Make an exact copy of the records, with the images left out.

## Begin Given records

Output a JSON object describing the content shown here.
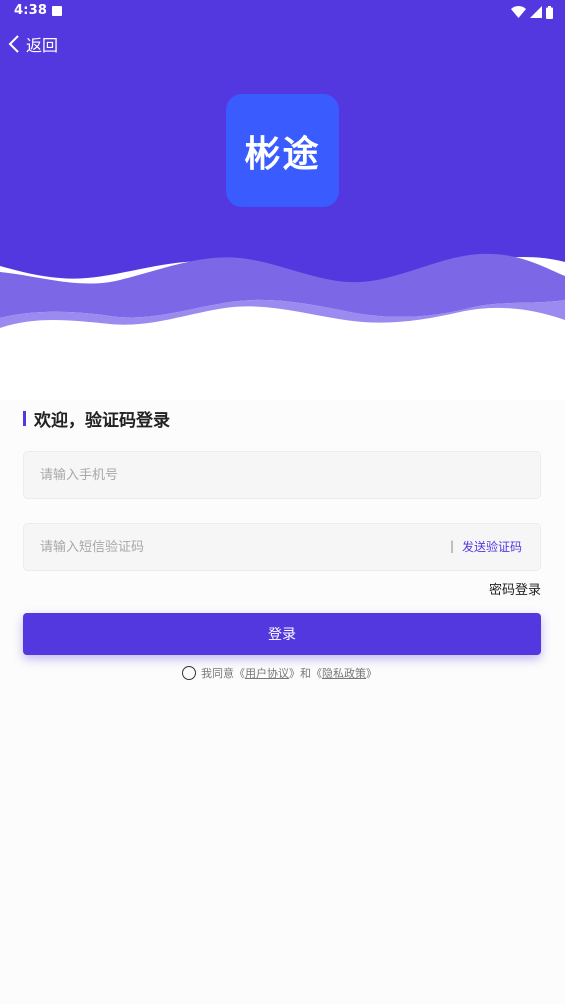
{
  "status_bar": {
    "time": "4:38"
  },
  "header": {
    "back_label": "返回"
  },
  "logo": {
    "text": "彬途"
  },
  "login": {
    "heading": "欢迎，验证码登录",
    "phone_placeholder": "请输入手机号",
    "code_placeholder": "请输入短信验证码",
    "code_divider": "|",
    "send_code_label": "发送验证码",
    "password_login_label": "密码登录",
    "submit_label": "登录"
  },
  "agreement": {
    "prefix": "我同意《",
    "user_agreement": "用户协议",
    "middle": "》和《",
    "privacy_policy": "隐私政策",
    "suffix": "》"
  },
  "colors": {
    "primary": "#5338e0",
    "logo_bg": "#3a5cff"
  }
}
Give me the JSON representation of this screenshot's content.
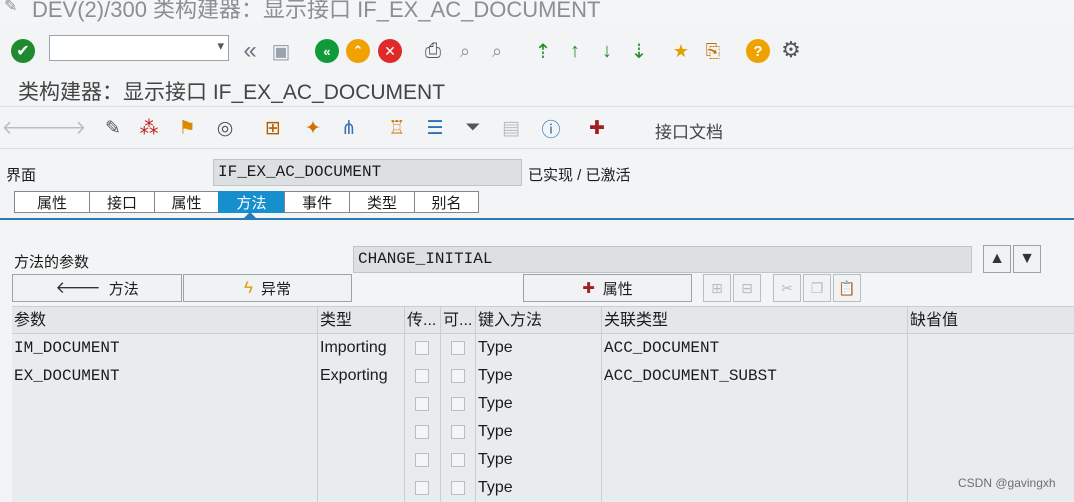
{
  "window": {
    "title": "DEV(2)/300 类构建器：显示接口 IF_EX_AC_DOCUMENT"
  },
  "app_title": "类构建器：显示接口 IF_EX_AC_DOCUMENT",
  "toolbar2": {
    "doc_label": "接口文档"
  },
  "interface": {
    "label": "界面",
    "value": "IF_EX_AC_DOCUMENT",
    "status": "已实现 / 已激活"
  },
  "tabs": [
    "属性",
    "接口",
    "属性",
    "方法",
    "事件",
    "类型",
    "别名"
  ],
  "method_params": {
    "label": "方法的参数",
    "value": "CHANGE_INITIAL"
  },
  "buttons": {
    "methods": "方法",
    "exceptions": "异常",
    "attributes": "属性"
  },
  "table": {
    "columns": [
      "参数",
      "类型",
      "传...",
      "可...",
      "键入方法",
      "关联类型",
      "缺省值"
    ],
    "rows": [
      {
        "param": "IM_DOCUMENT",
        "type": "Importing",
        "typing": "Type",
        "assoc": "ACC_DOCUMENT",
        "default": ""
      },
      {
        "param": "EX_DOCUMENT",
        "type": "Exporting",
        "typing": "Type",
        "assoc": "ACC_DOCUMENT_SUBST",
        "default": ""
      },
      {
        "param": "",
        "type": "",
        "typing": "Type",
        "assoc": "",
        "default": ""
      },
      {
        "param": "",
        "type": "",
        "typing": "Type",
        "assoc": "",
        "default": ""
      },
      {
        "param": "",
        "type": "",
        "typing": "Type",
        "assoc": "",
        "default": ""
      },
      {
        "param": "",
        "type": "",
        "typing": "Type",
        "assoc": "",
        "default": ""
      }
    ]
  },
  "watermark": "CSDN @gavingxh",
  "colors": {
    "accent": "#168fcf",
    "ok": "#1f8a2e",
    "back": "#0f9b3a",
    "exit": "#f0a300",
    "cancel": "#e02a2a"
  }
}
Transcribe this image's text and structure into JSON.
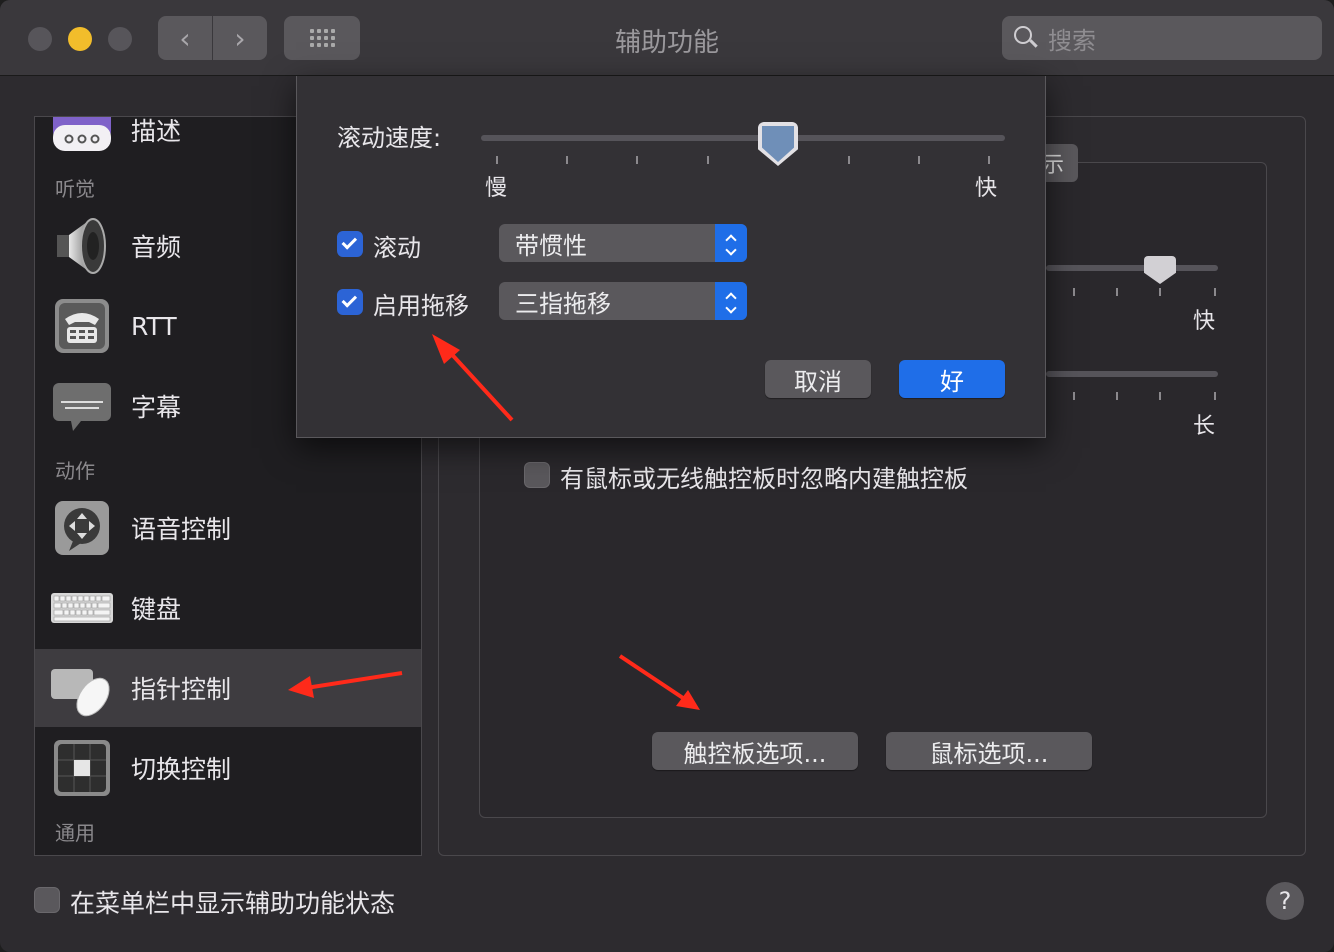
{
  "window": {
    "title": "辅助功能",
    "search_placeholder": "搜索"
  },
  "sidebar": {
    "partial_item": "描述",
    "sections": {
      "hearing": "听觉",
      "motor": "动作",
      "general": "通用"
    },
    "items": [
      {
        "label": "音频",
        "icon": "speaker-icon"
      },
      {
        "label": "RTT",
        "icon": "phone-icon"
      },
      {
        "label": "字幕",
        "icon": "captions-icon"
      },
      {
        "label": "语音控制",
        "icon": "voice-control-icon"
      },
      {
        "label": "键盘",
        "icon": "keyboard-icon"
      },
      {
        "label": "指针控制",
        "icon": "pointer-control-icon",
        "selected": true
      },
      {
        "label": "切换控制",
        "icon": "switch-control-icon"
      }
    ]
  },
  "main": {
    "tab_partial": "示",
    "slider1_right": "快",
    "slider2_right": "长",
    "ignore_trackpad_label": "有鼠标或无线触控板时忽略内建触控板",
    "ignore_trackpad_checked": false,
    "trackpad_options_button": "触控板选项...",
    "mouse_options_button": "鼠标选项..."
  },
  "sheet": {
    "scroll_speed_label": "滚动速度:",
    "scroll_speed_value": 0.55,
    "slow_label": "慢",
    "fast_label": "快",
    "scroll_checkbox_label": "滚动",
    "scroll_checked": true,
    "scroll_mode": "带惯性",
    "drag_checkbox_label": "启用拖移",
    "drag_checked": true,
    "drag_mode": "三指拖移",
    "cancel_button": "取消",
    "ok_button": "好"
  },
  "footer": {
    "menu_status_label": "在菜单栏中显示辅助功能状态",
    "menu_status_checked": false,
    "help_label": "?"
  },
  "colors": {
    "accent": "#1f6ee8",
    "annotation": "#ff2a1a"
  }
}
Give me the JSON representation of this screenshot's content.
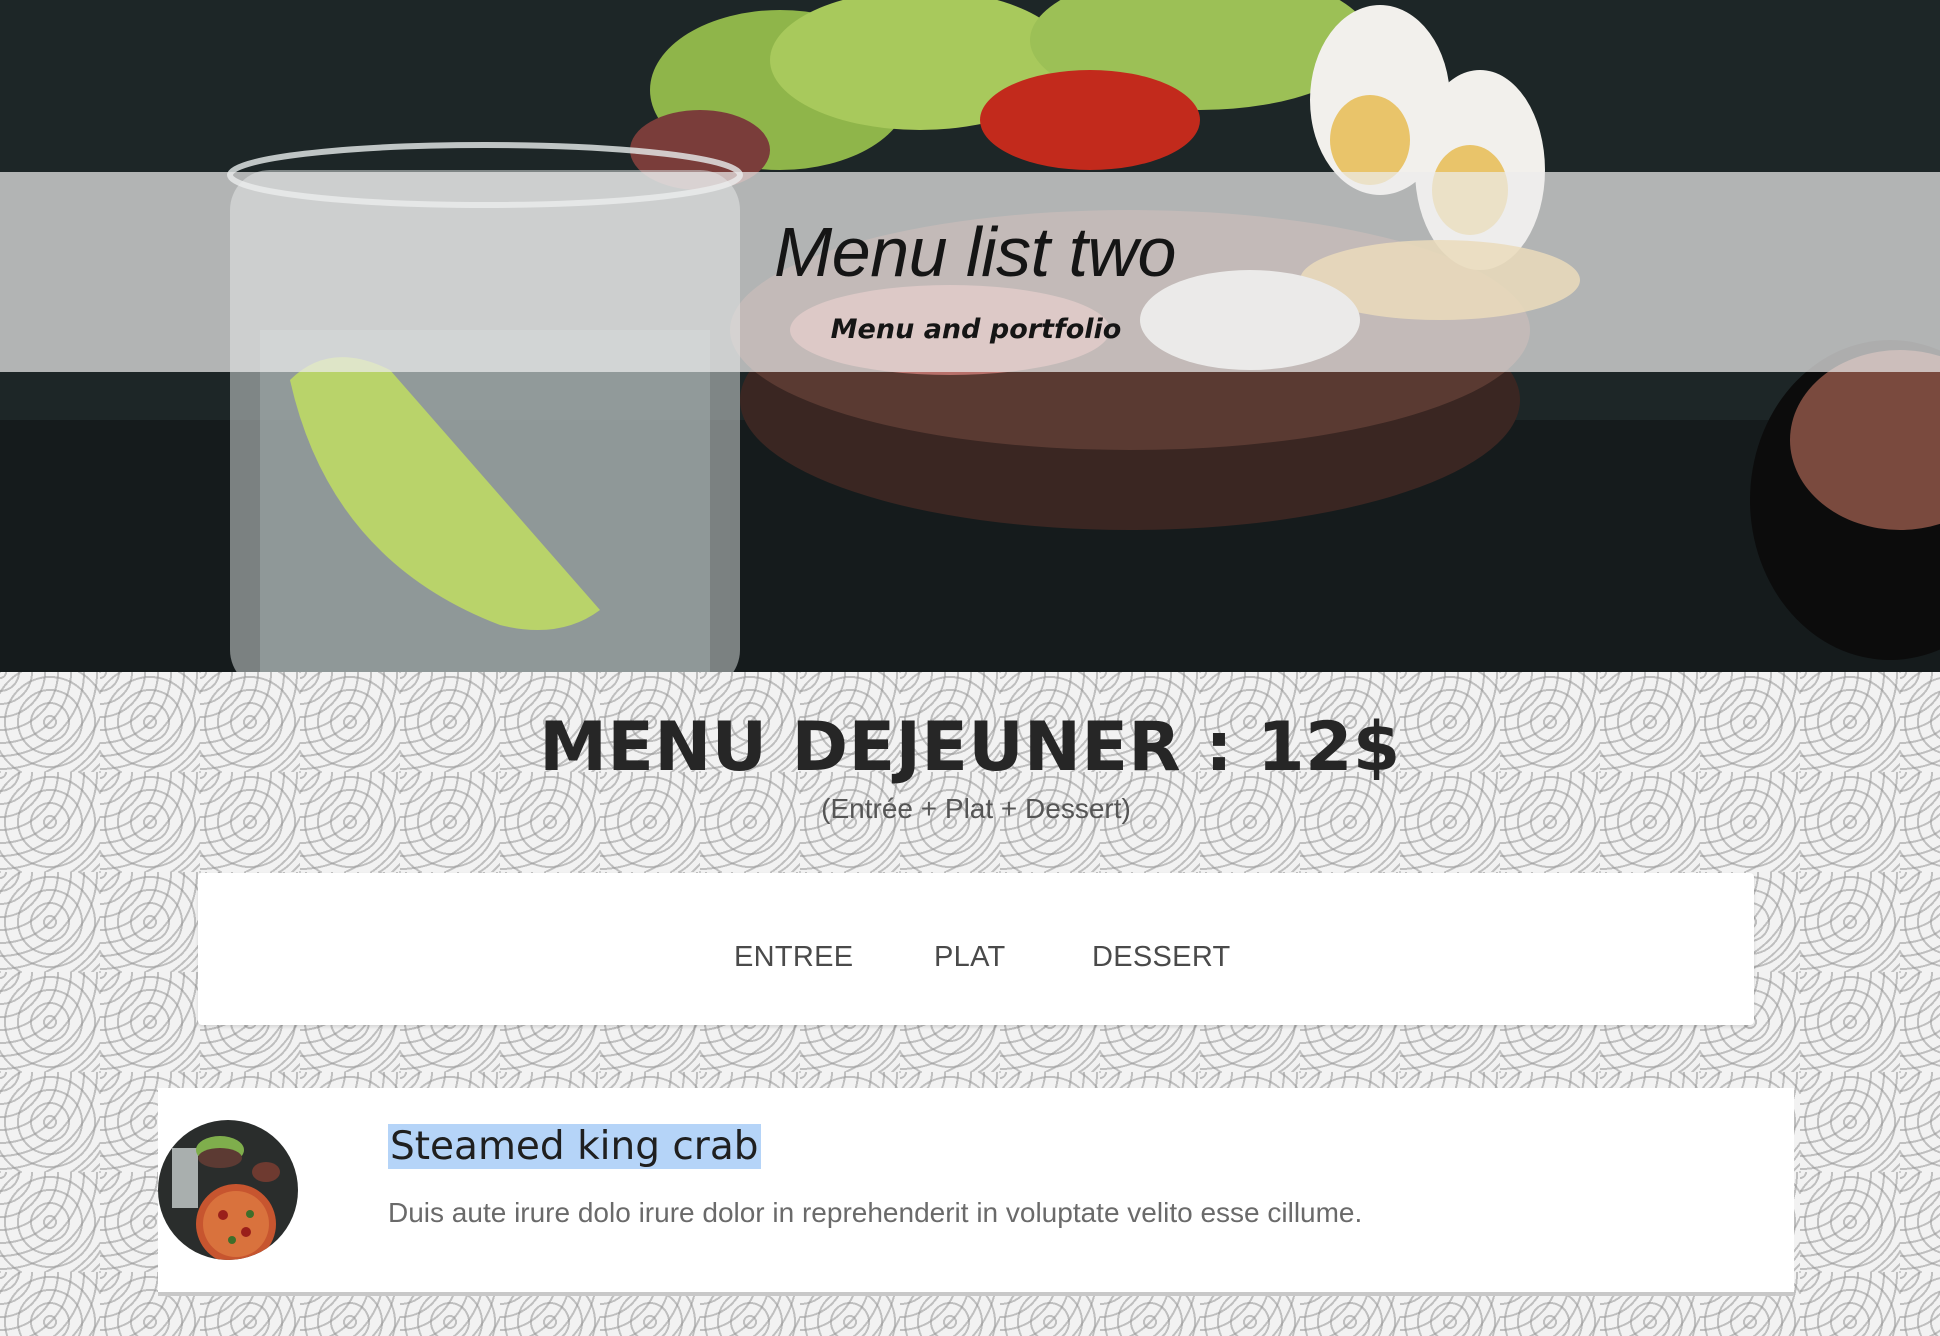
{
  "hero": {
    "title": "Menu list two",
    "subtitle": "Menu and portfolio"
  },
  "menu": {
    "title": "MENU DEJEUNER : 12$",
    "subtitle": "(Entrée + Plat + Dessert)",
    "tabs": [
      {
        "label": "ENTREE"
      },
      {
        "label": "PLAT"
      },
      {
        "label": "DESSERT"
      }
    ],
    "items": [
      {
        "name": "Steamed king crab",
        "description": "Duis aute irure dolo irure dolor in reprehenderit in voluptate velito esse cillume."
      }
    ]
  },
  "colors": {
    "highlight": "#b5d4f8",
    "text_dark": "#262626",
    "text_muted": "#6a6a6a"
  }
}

## End Given records

**Answer to this problem:**
Output a JSON object describing the content shown here.
{
  "status_bar": {
    "time": "4:38"
  },
  "header": {
    "back_label": "返回"
  },
  "logo": {
    "text": "彬途"
  },
  "login": {
    "heading": "欢迎，验证码登录",
    "phone_placeholder": "请输入手机号",
    "code_placeholder": "请输入短信验证码",
    "code_divider": "|",
    "send_code_label": "发送验证码",
    "password_login_label": "密码登录",
    "submit_label": "登录"
  },
  "agreement": {
    "prefix": "我同意《",
    "user_agreement": "用户协议",
    "middle": "》和《",
    "privacy_policy": "隐私政策",
    "suffix": "》"
  },
  "colors": {
    "primary": "#5338e0",
    "logo_bg": "#3a5cff"
  }
}
Give me the JSON representation of this screenshot's content.
{
  "window": {
    "title": "DEV(2)/300 类构建器：显示接口 IF_EX_AC_DOCUMENT"
  },
  "app_title": "类构建器：显示接口 IF_EX_AC_DOCUMENT",
  "toolbar2": {
    "doc_label": "接口文档"
  },
  "interface": {
    "label": "界面",
    "value": "IF_EX_AC_DOCUMENT",
    "status": "已实现 / 已激活"
  },
  "tabs": [
    "属性",
    "接口",
    "属性",
    "方法",
    "事件",
    "类型",
    "别名"
  ],
  "method_params": {
    "label": "方法的参数",
    "value": "CHANGE_INITIAL"
  },
  "buttons": {
    "methods": "方法",
    "exceptions": "异常",
    "attributes": "属性"
  },
  "table": {
    "columns": [
      "参数",
      "类型",
      "传...",
      "可...",
      "键入方法",
      "关联类型",
      "缺省值"
    ],
    "rows": [
      {
        "param": "IM_DOCUMENT",
        "type": "Importing",
        "typing": "Type",
        "assoc": "ACC_DOCUMENT",
        "default": ""
      },
      {
        "param": "EX_DOCUMENT",
        "type": "Exporting",
        "typing": "Type",
        "assoc": "ACC_DOCUMENT_SUBST",
        "default": ""
      },
      {
        "param": "",
        "type": "",
        "typing": "Type",
        "assoc": "",
        "default": ""
      },
      {
        "param": "",
        "type": "",
        "typing": "Type",
        "assoc": "",
        "default": ""
      },
      {
        "param": "",
        "type": "",
        "typing": "Type",
        "assoc": "",
        "default": ""
      },
      {
        "param": "",
        "type": "",
        "typing": "Type",
        "assoc": "",
        "default": ""
      }
    ]
  },
  "watermark": "CSDN @gavingxh",
  "colors": {
    "accent": "#168fcf",
    "ok": "#1f8a2e",
    "back": "#0f9b3a",
    "exit": "#f0a300",
    "cancel": "#e02a2a"
  }
}
Transcribe this image's text and structure into JSON.
{
  "window": {
    "title": "辅助功能",
    "search_placeholder": "搜索"
  },
  "sidebar": {
    "partial_item": "描述",
    "sections": {
      "hearing": "听觉",
      "motor": "动作",
      "general": "通用"
    },
    "items": [
      {
        "label": "音频",
        "icon": "speaker-icon"
      },
      {
        "label": "RTT",
        "icon": "phone-icon"
      },
      {
        "label": "字幕",
        "icon": "captions-icon"
      },
      {
        "label": "语音控制",
        "icon": "voice-control-icon"
      },
      {
        "label": "键盘",
        "icon": "keyboard-icon"
      },
      {
        "label": "指针控制",
        "icon": "pointer-control-icon",
        "selected": true
      },
      {
        "label": "切换控制",
        "icon": "switch-control-icon"
      }
    ]
  },
  "main": {
    "tab_partial": "示",
    "slider1_right": "快",
    "slider2_right": "长",
    "ignore_trackpad_label": "有鼠标或无线触控板时忽略内建触控板",
    "ignore_trackpad_checked": false,
    "trackpad_options_button": "触控板选项...",
    "mouse_options_button": "鼠标选项..."
  },
  "sheet": {
    "scroll_speed_label": "滚动速度:",
    "scroll_speed_value": 0.55,
    "slow_label": "慢",
    "fast_label": "快",
    "scroll_checkbox_label": "滚动",
    "scroll_checked": true,
    "scroll_mode": "带惯性",
    "drag_checkbox_label": "启用拖移",
    "drag_checked": true,
    "drag_mode": "三指拖移",
    "cancel_button": "取消",
    "ok_button": "好"
  },
  "footer": {
    "menu_status_label": "在菜单栏中显示辅助功能状态",
    "menu_status_checked": false,
    "help_label": "?"
  },
  "colors": {
    "accent": "#1f6ee8",
    "annotation": "#ff2a1a"
  }
}
Give me the JSON representation of this screenshot's content.
{
  "hero": {
    "title": "Menu list two",
    "subtitle": "Menu and portfolio"
  },
  "menu": {
    "title": "MENU DEJEUNER : 12$",
    "subtitle": "(Entrée + Plat + Dessert)",
    "tabs": [
      {
        "label": "ENTREE"
      },
      {
        "label": "PLAT"
      },
      {
        "label": "DESSERT"
      }
    ],
    "items": [
      {
        "name": "Steamed king crab",
        "description": "Duis aute irure dolo irure dolor in reprehenderit in voluptate velito esse cillume."
      }
    ]
  },
  "colors": {
    "highlight": "#b5d4f8",
    "text_dark": "#262626",
    "text_muted": "#6a6a6a"
  }
}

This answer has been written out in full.